**To do**
Locate the string "efter" in the records below. Copy every line where it occurs.

[START]

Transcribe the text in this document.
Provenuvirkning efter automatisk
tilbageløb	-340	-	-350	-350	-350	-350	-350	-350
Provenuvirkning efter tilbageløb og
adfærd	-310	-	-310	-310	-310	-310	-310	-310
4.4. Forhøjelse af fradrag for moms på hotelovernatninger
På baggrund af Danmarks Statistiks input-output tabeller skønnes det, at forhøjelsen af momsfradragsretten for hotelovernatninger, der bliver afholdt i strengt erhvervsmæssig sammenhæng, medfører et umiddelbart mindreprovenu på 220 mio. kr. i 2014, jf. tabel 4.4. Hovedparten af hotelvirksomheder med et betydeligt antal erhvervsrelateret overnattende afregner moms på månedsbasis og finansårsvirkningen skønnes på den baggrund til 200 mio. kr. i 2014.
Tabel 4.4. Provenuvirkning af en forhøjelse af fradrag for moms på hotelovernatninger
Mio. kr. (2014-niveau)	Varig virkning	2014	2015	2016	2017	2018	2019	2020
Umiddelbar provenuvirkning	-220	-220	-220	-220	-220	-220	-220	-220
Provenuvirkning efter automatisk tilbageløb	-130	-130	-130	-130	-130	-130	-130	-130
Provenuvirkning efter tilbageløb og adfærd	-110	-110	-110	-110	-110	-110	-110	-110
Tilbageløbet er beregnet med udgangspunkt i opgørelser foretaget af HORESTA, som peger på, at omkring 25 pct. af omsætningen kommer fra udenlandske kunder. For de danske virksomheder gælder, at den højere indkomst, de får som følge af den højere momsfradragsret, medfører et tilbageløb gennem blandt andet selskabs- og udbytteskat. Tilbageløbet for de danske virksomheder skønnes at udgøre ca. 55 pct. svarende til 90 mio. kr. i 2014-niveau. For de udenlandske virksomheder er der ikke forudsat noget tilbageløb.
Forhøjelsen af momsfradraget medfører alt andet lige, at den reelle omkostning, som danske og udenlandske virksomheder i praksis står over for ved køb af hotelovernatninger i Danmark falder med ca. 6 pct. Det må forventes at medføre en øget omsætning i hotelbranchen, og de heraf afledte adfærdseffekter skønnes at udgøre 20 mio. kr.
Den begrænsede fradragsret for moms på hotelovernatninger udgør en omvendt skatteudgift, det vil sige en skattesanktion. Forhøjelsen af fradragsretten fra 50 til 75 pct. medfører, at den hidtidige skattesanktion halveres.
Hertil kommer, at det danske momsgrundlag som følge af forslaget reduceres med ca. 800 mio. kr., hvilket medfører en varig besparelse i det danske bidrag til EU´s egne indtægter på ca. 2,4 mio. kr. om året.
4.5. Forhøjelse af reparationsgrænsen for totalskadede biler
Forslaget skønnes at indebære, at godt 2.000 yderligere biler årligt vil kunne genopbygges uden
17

[END]

**Response below**
Provenuvirkning efter automatisk
Provenuvirkning efter tilbageløb og
Provenuvirkning efter automatisk tilbageløb	-130	-130	-130	-130	-130	-130	-130	-130
Provenuvirkning efter tilbageløb og adfærd	-110	-110	-110	-110	-110	-110	-110	-110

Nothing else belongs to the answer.